▶ _任务说明 1_:
在这份API设计文档中，执行Cassandra单表查询比对要用哪个端点？

*-*-*

Files
BigDataTool/docs/api-design.md
2025-08-05 23:27:25 +08:00

19 KiB
Raw Blame History

DataTools Pro API接口设计文档

1. API概述

1.1 设计原则

  • RESTful设计: 遵循REST架构风格
  • 统一格式: 标准化的请求和响应格式
  • 版本控制: 支持API版本管理
  • 错误处理: 完整的错误码和错误信息
  • 安全性: 输入验证和权限控制

1.2 基础信息

  • Base URL: http://localhost:5000
  • Content-Type: application/json
  • 字符编码: UTF-8
  • API版本: v1.0

1.3 响应格式规范

{
    "success": true,
    "data": {},
    "message": "操作成功",
    "timestamp": "2024-08-05T10:30:00Z",
    "request_id": "uuid-string"
}

2. 核心API端点

2.1 Cassandra数据比对API

2.1.1 执行单表查询比对

端点: POST /api/query

功能: 执行Cassandra单表数据查询和比对分析

请求参数:

{
    "pro_config": {
        "cluster_name": "production-cluster",
        "datacenter": "datacenter1",
        "hosts": ["10.0.1.100", "10.0.1.101"],
        "port": 9042,
        "username": "cassandra",
        "password": "password",
        "keyspace": "production_ks",
        "table": "user_data"
    },
    "test_config": {
        "cluster_name": "test-cluster",
        "datacenter": "datacenter1", 
        "hosts": ["10.0.2.100"],
        "port": 9042,
        "username": "cassandra",
        "password": "password",
        "keyspace": "test_ks",
        "table": "user_data"

*-*-*

▶ _任务说明 2_:
请把下方的行改写成编号列表，从包含“For every button, label, input, icon, or”的那一行起，一直到包含“expand-day-button[interactable]: ⤢ [1250, 102, 1269, 118]”的那一行止，两端都算在内，空行略去。答案里不要放图片。

▶ _输入材料_:
*-*-*

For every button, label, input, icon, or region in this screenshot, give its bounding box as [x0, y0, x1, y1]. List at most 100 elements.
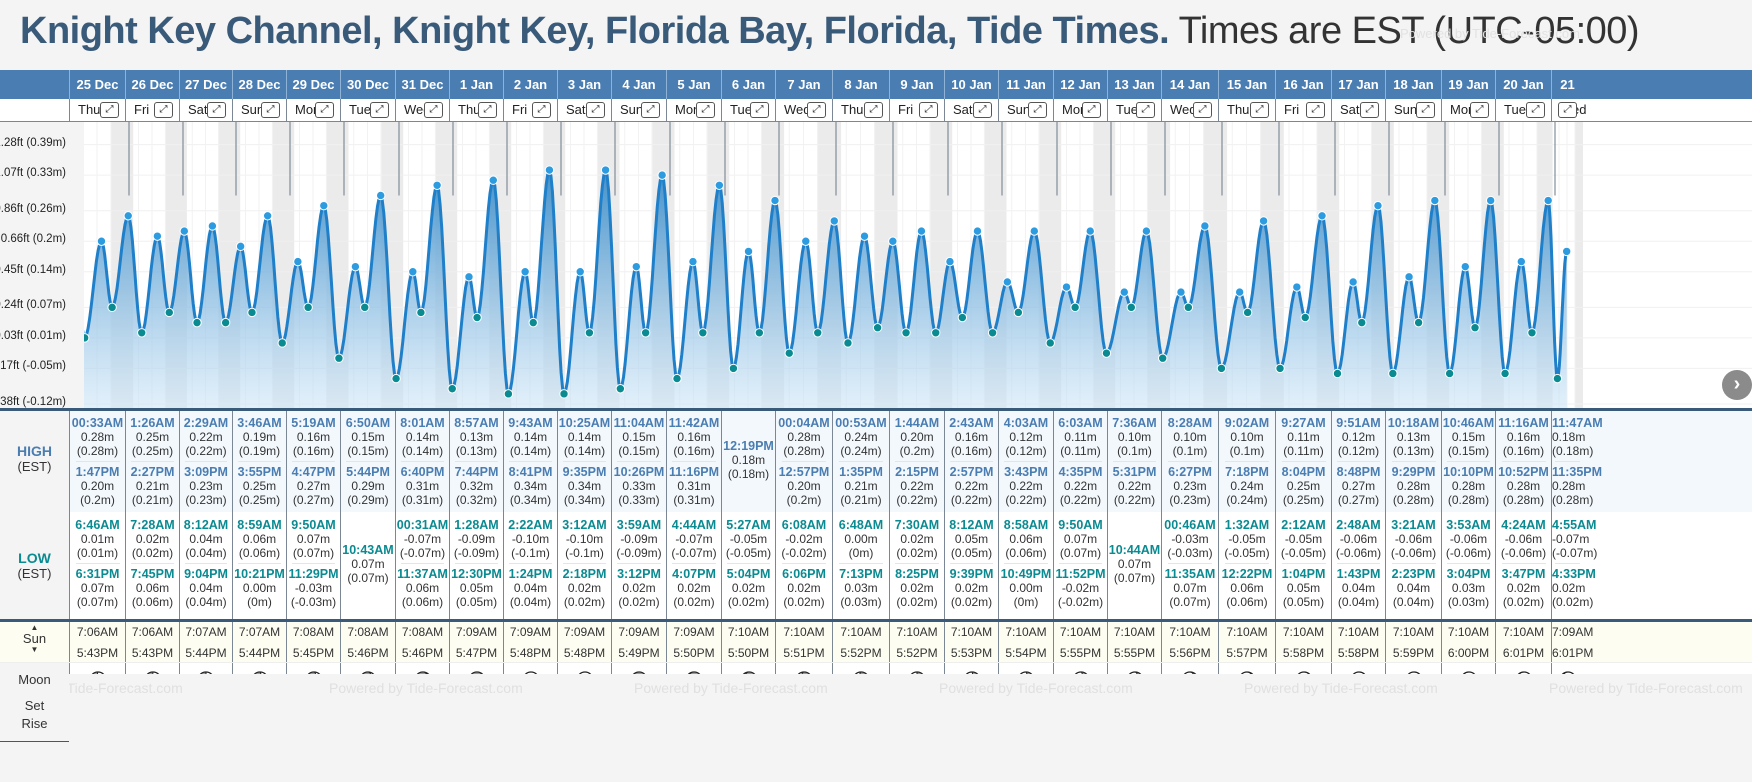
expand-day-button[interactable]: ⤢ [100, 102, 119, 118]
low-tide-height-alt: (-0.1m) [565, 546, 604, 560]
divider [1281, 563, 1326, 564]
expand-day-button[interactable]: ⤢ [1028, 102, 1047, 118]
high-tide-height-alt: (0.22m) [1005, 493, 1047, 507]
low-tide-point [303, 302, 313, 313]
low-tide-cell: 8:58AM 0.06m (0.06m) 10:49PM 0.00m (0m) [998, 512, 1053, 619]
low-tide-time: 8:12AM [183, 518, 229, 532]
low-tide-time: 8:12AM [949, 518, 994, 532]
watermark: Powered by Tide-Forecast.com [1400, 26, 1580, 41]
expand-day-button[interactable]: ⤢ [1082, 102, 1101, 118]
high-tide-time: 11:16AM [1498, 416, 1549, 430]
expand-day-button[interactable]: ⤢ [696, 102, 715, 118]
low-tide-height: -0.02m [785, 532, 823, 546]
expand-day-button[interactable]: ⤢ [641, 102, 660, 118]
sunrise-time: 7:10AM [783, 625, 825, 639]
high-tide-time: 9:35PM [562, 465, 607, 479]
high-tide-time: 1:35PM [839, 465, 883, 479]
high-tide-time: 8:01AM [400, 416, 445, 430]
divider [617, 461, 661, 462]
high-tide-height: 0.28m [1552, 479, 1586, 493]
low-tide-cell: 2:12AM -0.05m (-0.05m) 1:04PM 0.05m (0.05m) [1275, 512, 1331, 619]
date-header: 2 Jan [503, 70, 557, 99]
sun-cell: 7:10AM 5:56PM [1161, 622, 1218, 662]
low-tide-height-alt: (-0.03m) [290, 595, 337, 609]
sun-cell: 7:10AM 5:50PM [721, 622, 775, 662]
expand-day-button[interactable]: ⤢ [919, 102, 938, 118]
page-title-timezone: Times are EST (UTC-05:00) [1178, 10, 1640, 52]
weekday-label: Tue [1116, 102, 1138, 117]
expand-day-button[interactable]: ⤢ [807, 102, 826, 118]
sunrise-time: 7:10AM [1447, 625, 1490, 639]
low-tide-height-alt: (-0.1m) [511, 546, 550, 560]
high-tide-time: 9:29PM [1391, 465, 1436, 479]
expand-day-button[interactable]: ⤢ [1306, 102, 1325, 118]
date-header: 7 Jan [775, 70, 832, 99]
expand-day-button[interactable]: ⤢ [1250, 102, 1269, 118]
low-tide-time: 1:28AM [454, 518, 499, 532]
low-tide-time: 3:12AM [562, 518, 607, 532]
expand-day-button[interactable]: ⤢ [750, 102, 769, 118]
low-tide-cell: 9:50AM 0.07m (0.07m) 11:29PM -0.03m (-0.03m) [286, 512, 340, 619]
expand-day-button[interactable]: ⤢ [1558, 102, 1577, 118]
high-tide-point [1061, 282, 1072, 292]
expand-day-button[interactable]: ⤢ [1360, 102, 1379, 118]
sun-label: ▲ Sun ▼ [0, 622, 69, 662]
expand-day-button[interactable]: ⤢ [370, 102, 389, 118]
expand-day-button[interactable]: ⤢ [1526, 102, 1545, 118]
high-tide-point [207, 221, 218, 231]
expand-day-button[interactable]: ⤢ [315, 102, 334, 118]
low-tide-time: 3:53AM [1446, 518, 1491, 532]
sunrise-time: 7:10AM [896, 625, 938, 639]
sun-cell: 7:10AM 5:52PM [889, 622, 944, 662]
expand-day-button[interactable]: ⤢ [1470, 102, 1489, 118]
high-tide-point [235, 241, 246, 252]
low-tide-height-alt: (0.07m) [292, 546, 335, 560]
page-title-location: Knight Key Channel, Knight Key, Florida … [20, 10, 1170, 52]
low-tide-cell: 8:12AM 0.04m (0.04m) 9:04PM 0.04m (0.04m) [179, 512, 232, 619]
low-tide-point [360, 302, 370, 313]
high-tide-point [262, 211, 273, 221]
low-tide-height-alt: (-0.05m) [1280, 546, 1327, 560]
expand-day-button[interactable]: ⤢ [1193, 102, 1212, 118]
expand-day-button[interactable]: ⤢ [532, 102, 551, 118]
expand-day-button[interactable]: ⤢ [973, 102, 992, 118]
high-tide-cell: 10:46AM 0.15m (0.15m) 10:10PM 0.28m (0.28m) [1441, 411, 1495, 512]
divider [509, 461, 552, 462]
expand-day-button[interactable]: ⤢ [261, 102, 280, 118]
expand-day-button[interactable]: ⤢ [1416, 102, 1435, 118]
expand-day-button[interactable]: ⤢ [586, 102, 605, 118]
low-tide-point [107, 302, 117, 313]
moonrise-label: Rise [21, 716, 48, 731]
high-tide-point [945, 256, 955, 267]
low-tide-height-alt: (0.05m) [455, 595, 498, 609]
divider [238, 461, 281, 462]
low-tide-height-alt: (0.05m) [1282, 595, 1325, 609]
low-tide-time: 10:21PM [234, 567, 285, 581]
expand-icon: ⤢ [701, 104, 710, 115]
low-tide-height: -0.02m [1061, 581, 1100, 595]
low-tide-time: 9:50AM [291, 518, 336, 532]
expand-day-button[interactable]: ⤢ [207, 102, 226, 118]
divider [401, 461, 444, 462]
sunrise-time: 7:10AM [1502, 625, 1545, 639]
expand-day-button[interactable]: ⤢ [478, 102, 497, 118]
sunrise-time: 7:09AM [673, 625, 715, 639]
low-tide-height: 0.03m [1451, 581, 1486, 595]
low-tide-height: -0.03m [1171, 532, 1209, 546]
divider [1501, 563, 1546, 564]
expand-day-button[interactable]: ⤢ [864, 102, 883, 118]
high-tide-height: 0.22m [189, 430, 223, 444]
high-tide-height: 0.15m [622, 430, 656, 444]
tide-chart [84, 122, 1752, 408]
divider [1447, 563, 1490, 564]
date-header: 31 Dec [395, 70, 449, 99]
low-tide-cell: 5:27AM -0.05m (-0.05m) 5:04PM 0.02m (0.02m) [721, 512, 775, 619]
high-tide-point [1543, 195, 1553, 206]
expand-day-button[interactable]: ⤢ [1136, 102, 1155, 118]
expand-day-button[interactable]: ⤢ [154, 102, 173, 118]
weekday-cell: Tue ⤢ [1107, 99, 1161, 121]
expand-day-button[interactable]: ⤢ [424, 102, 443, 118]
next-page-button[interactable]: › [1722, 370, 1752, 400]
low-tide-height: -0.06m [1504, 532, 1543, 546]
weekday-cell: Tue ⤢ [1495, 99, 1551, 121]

*-*-*

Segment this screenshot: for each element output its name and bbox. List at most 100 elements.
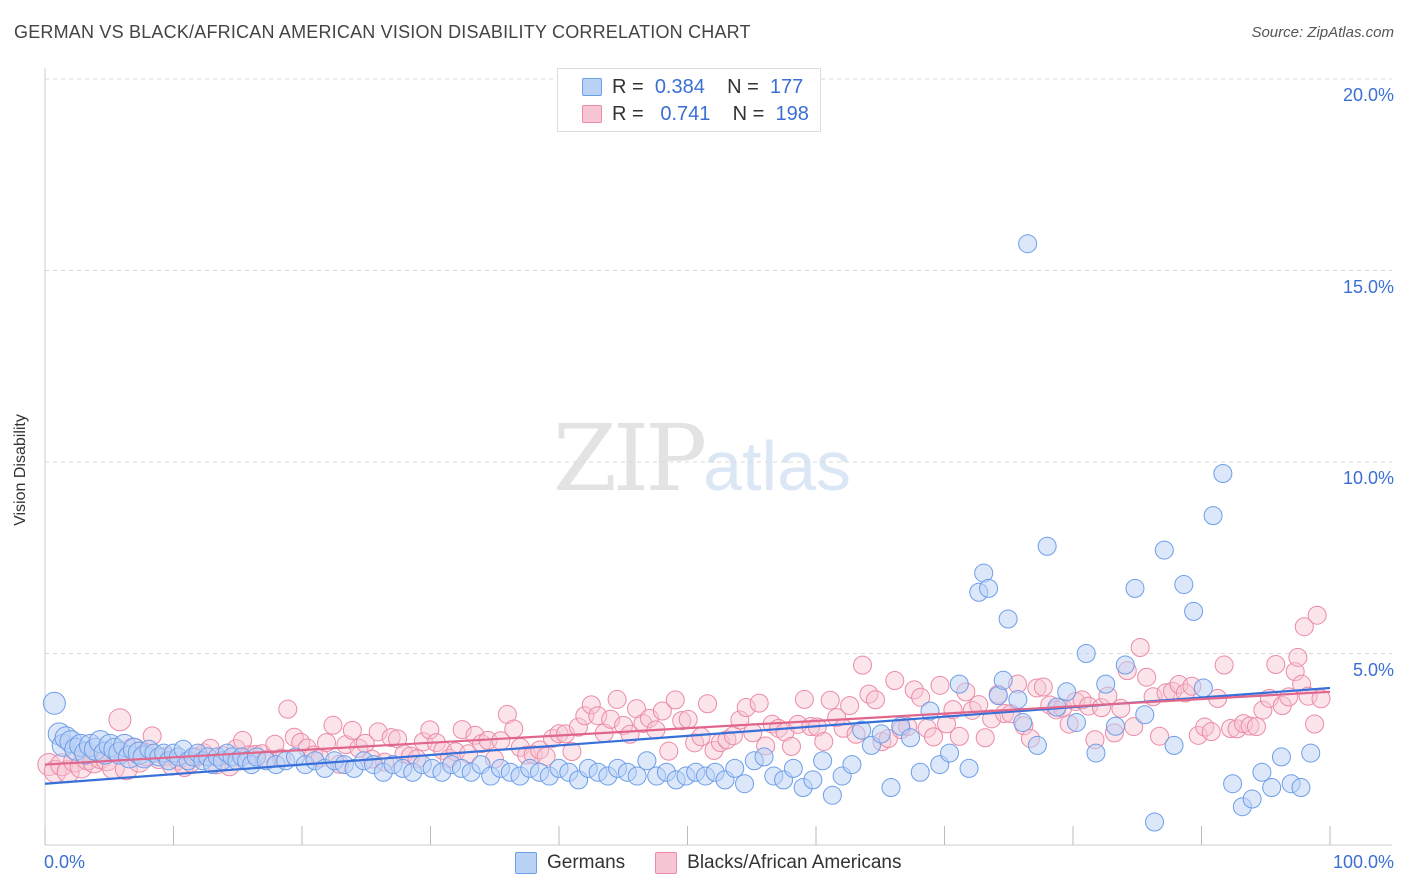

*-*-*

▶ _正确结果 1_:
POST /api/query

▶ _正确结果 2_:
1. For every button, label, input, icon, or region in this screenshot, give its bounding box as [x0, y0, x1, y1]. List at most 100 elements.
2. expand-day-button[interactable]: ⤢ [100, 102, 119, 118]
3. low-tide-height-alt: (-0.1m) [565, 546, 604, 560]
4. divider [1281, 563, 1326, 564]
5. expand-day-button[interactable]: ⤢ [1028, 102, 1047, 118]
6. high-tide-height-alt: (0.22m) [1005, 493, 1047, 507]
7. low-tide-point [303, 302, 313, 313]
8. low-tide-cell: 8:58AM 0.06m (0.06m) 10:49PM 0.00m (0m) [998, 512, 1053, 619]
9. low-tide-time: 8:12AM [183, 518, 229, 532]
10. low-tide-time: 8:12AM [949, 518, 994, 532]
11. watermark: Powered by Tide-Forecast.com [1400, 26, 1580, 41]
12. expand-day-button[interactable]: ⤢ [1082, 102, 1101, 118]
13. high-tide-time: 11:16AM [1498, 416, 1549, 430]
14. expand-day-button[interactable]: ⤢ [696, 102, 715, 118]
15. low-tide-height: -0.02m [785, 532, 823, 546]
16. expand-day-button[interactable]: ⤢ [641, 102, 660, 118]
17. sunrise-time: 7:10AM [783, 625, 825, 639]
18. high-tide-time: 9:35PM [562, 465, 607, 479]
19. high-tide-time: 1:35PM [839, 465, 883, 479]
20. high-tide-time: 8:01AM [400, 416, 445, 430]
21. divider [617, 461, 661, 462]
22. high-tide-height: 0.28m [1552, 479, 1586, 493]
23. low-tide-cell: 2:12AM -0.05m (-0.05m) 1:04PM 0.05m (0.05m) [1275, 512, 1331, 619]
24. date-header: 2 Jan [503, 70, 557, 99]
25. sun-cell: 7:10AM 5:56PM [1161, 622, 1218, 662]
26. low-tide-height-alt: (-0.03m) [290, 595, 337, 609]
27. sun-cell: 7:10AM 5:50PM [721, 622, 775, 662]
28. expand-day-button[interactable]: ⤢ [919, 102, 938, 118]
29. page-title-timezone: Times are EST (UTC-05:00) [1178, 10, 1640, 52]
30. weekday-label: Tue [1116, 102, 1138, 117]
31. expand-day-button[interactable]: ⤢ [807, 102, 826, 118]
32. sunrise-time: 7:10AM [1447, 625, 1490, 639]
33. low-tide-height-alt: (-0.1m) [511, 546, 550, 560]
34. high-tide-time: 9:29PM [1391, 465, 1436, 479]
35. expand-day-button[interactable]: ⤢ [1306, 102, 1325, 118]
36. date-header: 7 Jan [775, 70, 832, 99]
37. expand-day-button[interactable]: ⤢ [1250, 102, 1269, 118]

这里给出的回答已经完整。